[Stored data entries]
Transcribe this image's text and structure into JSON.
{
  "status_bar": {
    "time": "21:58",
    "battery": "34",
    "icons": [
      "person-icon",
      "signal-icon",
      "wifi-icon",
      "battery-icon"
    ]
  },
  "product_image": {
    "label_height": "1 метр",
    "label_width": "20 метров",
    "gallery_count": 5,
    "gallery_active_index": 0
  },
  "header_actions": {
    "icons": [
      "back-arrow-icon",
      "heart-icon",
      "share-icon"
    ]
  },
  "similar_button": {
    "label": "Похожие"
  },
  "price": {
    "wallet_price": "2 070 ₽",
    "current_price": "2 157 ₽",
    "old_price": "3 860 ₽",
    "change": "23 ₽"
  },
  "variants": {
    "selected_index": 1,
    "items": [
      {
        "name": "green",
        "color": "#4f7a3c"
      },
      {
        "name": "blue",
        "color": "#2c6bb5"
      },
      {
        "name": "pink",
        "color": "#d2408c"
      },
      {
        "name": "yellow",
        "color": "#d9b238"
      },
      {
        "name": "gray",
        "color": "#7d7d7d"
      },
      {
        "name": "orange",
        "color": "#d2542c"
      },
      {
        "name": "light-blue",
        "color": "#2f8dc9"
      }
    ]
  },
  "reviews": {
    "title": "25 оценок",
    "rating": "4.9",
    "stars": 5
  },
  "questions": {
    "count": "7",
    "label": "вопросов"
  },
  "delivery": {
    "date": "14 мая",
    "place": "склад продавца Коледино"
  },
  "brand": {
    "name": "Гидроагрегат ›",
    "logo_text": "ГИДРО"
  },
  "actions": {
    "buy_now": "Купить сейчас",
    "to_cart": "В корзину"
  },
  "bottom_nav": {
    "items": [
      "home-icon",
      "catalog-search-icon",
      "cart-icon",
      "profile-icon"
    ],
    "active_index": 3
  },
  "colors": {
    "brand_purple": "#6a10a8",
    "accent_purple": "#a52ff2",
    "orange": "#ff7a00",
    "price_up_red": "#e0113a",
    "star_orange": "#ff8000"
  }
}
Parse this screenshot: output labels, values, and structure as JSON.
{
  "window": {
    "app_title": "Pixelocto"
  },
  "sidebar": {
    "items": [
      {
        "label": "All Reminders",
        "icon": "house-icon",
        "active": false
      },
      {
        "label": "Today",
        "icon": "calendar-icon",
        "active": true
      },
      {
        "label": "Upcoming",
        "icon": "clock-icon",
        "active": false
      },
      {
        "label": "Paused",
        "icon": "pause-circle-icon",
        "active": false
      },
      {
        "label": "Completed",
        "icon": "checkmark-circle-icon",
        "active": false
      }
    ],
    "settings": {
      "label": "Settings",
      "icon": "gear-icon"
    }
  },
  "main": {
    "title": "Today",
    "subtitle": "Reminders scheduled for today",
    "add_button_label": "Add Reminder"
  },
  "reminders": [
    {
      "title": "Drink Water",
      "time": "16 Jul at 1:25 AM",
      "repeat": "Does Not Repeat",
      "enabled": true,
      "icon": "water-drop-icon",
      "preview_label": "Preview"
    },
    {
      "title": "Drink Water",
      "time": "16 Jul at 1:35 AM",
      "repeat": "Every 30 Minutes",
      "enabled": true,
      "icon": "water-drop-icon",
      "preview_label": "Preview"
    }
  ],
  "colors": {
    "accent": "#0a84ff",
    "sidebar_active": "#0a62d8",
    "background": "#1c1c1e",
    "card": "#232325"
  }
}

* _To be done_
Restate every entry word for word.

* _Solution_
Transcribe this image's text and structure into JSON.
{
  "status_bar": {
    "time": "21:58",
    "battery": "34",
    "icons": [
      "person-icon",
      "signal-icon",
      "wifi-icon",
      "battery-icon"
    ]
  },
  "product_image": {
    "label_height": "1 метр",
    "label_width": "20 метров",
    "gallery_count": 5,
    "gallery_active_index": 0
  },
  "header_actions": {
    "icons": [
      "back-arrow-icon",
      "heart-icon",
      "share-icon"
    ]
  },
  "similar_button": {
    "label": "Похожие"
  },
  "price": {
    "wallet_price": "2 070 ₽",
    "current_price": "2 157 ₽",
    "old_price": "3 860 ₽",
    "change": "23 ₽"
  },
  "variants": {
    "selected_index": 1,
    "items": [
      {
        "name": "green",
        "color": "#4f7a3c"
      },
      {
        "name": "blue",
        "color": "#2c6bb5"
      },
      {
        "name": "pink",
        "color": "#d2408c"
      },
      {
        "name": "yellow",
        "color": "#d9b238"
      },
      {
        "name": "gray",
        "color": "#7d7d7d"
      },
      {
        "name": "orange",
        "color": "#d2542c"
      },
      {
        "name": "light-blue",
        "color": "#2f8dc9"
      }
    ]
  },
  "reviews": {
    "title": "25 оценок",
    "rating": "4.9",
    "stars": 5
  },
  "questions": {
    "count": "7",
    "label": "вопросов"
  },
  "delivery": {
    "date": "14 мая",
    "place": "склад продавца Коледино"
  },
  "brand": {
    "name": "Гидроагрегат ›",
    "logo_text": "ГИДРО"
  },
  "actions": {
    "buy_now": "Купить сейчас",
    "to_cart": "В корзину"
  },
  "bottom_nav": {
    "items": [
      "home-icon",
      "catalog-search-icon",
      "cart-icon",
      "profile-icon"
    ],
    "active_index": 3
  },
  "colors": {
    "brand_purple": "#6a10a8",
    "accent_purple": "#a52ff2",
    "orange": "#ff7a00",
    "price_up_red": "#e0113a",
    "star_orange": "#ff8000"
  }
}
Parse this screenshot: output labels, values, and structure as JSON.
{
  "window": {
    "app_title": "Pixelocto"
  },
  "sidebar": {
    "items": [
      {
        "label": "All Reminders",
        "icon": "house-icon",
        "active": false
      },
      {
        "label": "Today",
        "icon": "calendar-icon",
        "active": true
      },
      {
        "label": "Upcoming",
        "icon": "clock-icon",
        "active": false
      },
      {
        "label": "Paused",
        "icon": "pause-circle-icon",
        "active": false
      },
      {
        "label": "Completed",
        "icon": "checkmark-circle-icon",
        "active": false
      }
    ],
    "settings": {
      "label": "Settings",
      "icon": "gear-icon"
    }
  },
  "main": {
    "title": "Today",
    "subtitle": "Reminders scheduled for today",
    "add_button_label": "Add Reminder"
  },
  "reminders": [
    {
      "title": "Drink Water",
      "time": "16 Jul at 1:25 AM",
      "repeat": "Does Not Repeat",
      "enabled": true,
      "icon": "water-drop-icon",
      "preview_label": "Preview"
    },
    {
      "title": "Drink Water",
      "time": "16 Jul at 1:35 AM",
      "repeat": "Every 30 Minutes",
      "enabled": true,
      "icon": "water-drop-icon",
      "preview_label": "Preview"
    }
  ],
  "colors": {
    "accent": "#0a84ff",
    "sidebar_active": "#0a62d8",
    "background": "#1c1c1e",
    "card": "#232325"
  }
}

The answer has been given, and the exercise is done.